■ Task directions ■
Reproduce every line of all the items below word for word, changing nothing.

■ Records supplied ■
---

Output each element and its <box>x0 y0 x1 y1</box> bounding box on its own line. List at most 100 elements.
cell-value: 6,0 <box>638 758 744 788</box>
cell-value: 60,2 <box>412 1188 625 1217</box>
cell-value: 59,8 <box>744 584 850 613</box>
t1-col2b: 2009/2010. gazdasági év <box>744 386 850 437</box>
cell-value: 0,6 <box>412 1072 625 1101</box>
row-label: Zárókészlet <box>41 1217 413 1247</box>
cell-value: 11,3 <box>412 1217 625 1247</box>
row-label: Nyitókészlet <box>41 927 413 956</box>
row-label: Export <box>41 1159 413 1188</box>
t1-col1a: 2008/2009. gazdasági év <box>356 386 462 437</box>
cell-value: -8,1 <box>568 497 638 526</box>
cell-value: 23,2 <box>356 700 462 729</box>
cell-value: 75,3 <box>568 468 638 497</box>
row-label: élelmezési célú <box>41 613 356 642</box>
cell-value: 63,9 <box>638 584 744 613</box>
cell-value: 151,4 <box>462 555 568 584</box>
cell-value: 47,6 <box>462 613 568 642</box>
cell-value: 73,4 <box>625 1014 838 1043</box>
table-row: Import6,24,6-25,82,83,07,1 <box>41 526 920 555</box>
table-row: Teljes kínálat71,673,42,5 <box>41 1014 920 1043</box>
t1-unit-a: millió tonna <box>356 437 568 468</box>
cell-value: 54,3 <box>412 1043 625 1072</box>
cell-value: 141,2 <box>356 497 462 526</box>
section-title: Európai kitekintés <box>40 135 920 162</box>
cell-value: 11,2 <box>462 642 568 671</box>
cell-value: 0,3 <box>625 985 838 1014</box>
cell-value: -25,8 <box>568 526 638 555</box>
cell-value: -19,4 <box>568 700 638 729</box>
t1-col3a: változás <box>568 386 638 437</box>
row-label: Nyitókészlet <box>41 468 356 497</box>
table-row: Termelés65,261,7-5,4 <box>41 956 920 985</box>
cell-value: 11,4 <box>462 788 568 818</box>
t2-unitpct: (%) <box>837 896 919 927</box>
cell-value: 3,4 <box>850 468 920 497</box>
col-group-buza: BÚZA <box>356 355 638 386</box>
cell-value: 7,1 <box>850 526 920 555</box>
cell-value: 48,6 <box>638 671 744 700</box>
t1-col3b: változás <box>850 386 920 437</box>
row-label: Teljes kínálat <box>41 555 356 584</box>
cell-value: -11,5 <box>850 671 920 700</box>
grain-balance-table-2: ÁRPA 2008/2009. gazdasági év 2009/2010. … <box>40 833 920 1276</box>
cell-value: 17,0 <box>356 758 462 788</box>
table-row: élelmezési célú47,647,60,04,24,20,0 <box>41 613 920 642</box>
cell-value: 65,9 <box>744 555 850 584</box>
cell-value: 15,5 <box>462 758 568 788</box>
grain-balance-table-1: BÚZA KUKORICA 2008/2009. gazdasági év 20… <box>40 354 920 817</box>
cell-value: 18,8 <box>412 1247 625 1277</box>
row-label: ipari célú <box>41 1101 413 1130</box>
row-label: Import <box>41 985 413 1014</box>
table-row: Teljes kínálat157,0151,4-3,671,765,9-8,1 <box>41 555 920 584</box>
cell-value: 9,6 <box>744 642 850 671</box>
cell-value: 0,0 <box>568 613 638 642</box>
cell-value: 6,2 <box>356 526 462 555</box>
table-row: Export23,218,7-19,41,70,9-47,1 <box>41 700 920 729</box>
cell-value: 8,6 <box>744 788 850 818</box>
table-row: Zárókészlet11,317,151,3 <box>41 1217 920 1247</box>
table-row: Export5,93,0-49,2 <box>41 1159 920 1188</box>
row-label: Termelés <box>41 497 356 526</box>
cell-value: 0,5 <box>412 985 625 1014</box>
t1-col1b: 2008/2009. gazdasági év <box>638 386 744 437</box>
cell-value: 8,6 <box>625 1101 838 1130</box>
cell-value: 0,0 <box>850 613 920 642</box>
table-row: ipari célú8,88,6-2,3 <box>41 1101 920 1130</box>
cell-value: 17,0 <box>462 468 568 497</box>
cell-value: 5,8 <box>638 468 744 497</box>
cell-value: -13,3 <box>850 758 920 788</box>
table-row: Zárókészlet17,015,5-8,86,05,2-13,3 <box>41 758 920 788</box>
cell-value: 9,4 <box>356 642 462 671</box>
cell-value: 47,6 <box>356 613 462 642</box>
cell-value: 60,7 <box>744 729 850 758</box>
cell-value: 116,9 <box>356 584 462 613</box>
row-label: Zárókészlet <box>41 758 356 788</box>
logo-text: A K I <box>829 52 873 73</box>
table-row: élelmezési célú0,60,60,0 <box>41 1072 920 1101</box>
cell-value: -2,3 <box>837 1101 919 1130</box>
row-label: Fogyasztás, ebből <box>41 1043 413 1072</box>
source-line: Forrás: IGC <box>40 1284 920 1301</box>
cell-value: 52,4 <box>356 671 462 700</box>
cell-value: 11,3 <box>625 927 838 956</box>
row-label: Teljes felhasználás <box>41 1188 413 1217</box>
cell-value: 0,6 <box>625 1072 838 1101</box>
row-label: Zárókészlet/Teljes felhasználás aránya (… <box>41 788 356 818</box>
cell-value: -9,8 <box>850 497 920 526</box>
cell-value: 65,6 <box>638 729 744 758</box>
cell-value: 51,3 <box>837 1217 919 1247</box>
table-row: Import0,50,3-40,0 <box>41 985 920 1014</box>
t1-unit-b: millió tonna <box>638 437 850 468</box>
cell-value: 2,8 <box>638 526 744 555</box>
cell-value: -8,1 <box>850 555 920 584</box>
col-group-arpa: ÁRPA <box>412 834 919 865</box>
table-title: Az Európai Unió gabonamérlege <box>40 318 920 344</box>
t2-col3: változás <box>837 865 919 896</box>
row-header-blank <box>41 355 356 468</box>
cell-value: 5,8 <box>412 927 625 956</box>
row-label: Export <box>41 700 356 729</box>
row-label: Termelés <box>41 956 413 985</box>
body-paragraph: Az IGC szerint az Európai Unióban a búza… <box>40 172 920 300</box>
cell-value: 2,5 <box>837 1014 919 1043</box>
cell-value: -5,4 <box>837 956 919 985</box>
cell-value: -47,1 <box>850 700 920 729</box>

---

■ Solution to this exercise ■
Output each element and its <box>x0 y0 x1 y1</box> bounding box on its own line. List at most 100 elements.
cell-value: 6,0 <box>638 758 744 788</box>
cell-value: 60,2 <box>412 1188 625 1217</box>
cell-value: 59,8 <box>744 584 850 613</box>
t1-col2b: 2009/2010. gazdasági év <box>744 386 850 437</box>
cell-value: 0,6 <box>412 1072 625 1101</box>
row-label: Zárókészlet <box>41 1217 413 1247</box>
cell-value: 11,3 <box>412 1217 625 1247</box>
row-label: Nyitókészlet <box>41 927 413 956</box>
row-label: Export <box>41 1159 413 1188</box>
t1-col1a: 2008/2009. gazdasági év <box>356 386 462 437</box>
cell-value: -8,1 <box>568 497 638 526</box>
cell-value: 23,2 <box>356 700 462 729</box>
cell-value: 75,3 <box>568 468 638 497</box>
row-label: élelmezési célú <box>41 613 356 642</box>
cell-value: 63,9 <box>638 584 744 613</box>
cell-value: 151,4 <box>462 555 568 584</box>
cell-value: 47,6 <box>462 613 568 642</box>
cell-value: 73,4 <box>625 1014 838 1043</box>
table-row: Import6,24,6-25,82,83,07,1 <box>41 526 920 555</box>
table-row: Teljes kínálat71,673,42,5 <box>41 1014 920 1043</box>
t1-unit-a: millió tonna <box>356 437 568 468</box>
cell-value: 54,3 <box>412 1043 625 1072</box>
cell-value: 141,2 <box>356 497 462 526</box>
section-title: Európai kitekintés <box>40 135 920 162</box>
cell-value: 11,2 <box>462 642 568 671</box>
cell-value: 0,3 <box>625 985 838 1014</box>
cell-value: -25,8 <box>568 526 638 555</box>
cell-value: -19,4 <box>568 700 638 729</box>
t1-col3a: változás <box>568 386 638 437</box>
row-label: Nyitókészlet <box>41 468 356 497</box>
table-row: Termelés65,261,7-5,4 <box>41 956 920 985</box>
cell-value: 11,4 <box>462 788 568 818</box>
t2-unitpct: (%) <box>837 896 919 927</box>
cell-value: 3,4 <box>850 468 920 497</box>
col-group-buza: BÚZA <box>356 355 638 386</box>
cell-value: 7,1 <box>850 526 920 555</box>
cell-value: 48,6 <box>638 671 744 700</box>
t1-col3b: változás <box>850 386 920 437</box>
row-label: Teljes kínálat <box>41 555 356 584</box>
cell-value: -11,5 <box>850 671 920 700</box>
grain-balance-table-2: ÁRPA 2008/2009. gazdasági év 2009/2010. … <box>40 833 920 1276</box>
cell-value: 17,0 <box>356 758 462 788</box>
table-row: élelmezési célú47,647,60,04,24,20,0 <box>41 613 920 642</box>
cell-value: 65,9 <box>744 555 850 584</box>
cell-value: 15,5 <box>462 758 568 788</box>
grain-balance-table-1: BÚZA KUKORICA 2008/2009. gazdasági év 20… <box>40 354 920 817</box>
cell-value: 18,8 <box>412 1247 625 1277</box>
row-label: ipari célú <box>41 1101 413 1130</box>
row-label: Import <box>41 985 413 1014</box>
table-row: Teljes kínálat157,0151,4-3,671,765,9-8,1 <box>41 555 920 584</box>
cell-value: 9,6 <box>744 642 850 671</box>
cell-value: 0,0 <box>568 613 638 642</box>
cell-value: 6,2 <box>356 526 462 555</box>
table-row: Export23,218,7-19,41,70,9-47,1 <box>41 700 920 729</box>
cell-value: 8,6 <box>744 788 850 818</box>
table-row: Zárókészlet11,317,151,3 <box>41 1217 920 1247</box>
table-row: Export5,93,0-49,2 <box>41 1159 920 1188</box>
row-label: Termelés <box>41 497 356 526</box>
cell-value: 0,5 <box>412 985 625 1014</box>
t1-col1b: 2008/2009. gazdasági év <box>638 386 744 437</box>
cell-value: 8,6 <box>625 1101 838 1130</box>
cell-value: 0,0 <box>850 613 920 642</box>
table-row: ipari célú8,88,6-2,3 <box>41 1101 920 1130</box>
cell-value: 17,0 <box>462 468 568 497</box>
cell-value: 5,8 <box>638 468 744 497</box>
cell-value: -13,3 <box>850 758 920 788</box>
table-row: Zárókészlet17,015,5-8,86,05,2-13,3 <box>41 758 920 788</box>
cell-value: 9,4 <box>356 642 462 671</box>
cell-value: 47,6 <box>356 613 462 642</box>
cell-value: 60,7 <box>744 729 850 758</box>
cell-value: 116,9 <box>356 584 462 613</box>
row-label: Zárókészlet <box>41 758 356 788</box>
logo-text: A K I <box>829 52 873 73</box>
table-row: élelmezési célú0,60,60,0 <box>41 1072 920 1101</box>
cell-value: -2,3 <box>837 1101 919 1130</box>
row-label: Fogyasztás, ebből <box>41 1043 413 1072</box>
source-line: Forrás: IGC <box>40 1284 920 1301</box>
cell-value: 52,4 <box>356 671 462 700</box>
cell-value: 11,3 <box>625 927 838 956</box>
row-label: Teljes felhasználás <box>41 1188 413 1217</box>
cell-value: 0,6 <box>625 1072 838 1101</box>
row-label: Zárókészlet/Teljes felhasználás aránya (… <box>41 788 356 818</box>
cell-value: -9,8 <box>850 497 920 526</box>
cell-value: 65,6 <box>638 729 744 758</box>
cell-value: 51,3 <box>837 1217 919 1247</box>
table-row: Import0,50,3-40,0 <box>41 985 920 1014</box>
t1-unit-b: millió tonna <box>638 437 850 468</box>
cell-value: 2,8 <box>638 526 744 555</box>
cell-value: -8,1 <box>850 555 920 584</box>
col-group-arpa: ÁRPA <box>412 834 919 865</box>
table-title: Az Európai Unió gabonamérlege <box>40 318 920 344</box>
t2-col3: változás <box>837 865 919 896</box>
row-header-blank <box>41 355 356 468</box>
cell-value: 5,8 <box>412 927 625 956</box>
row-label: Export <box>41 700 356 729</box>
row-label: Termelés <box>41 956 413 985</box>
body-paragraph: Az IGC szerint az Európai Unióban a búza… <box>40 172 920 300</box>
cell-value: 2,5 <box>837 1014 919 1043</box>
cell-value: -5,4 <box>837 956 919 985</box>
cell-value: -47,1 <box>850 700 920 729</box>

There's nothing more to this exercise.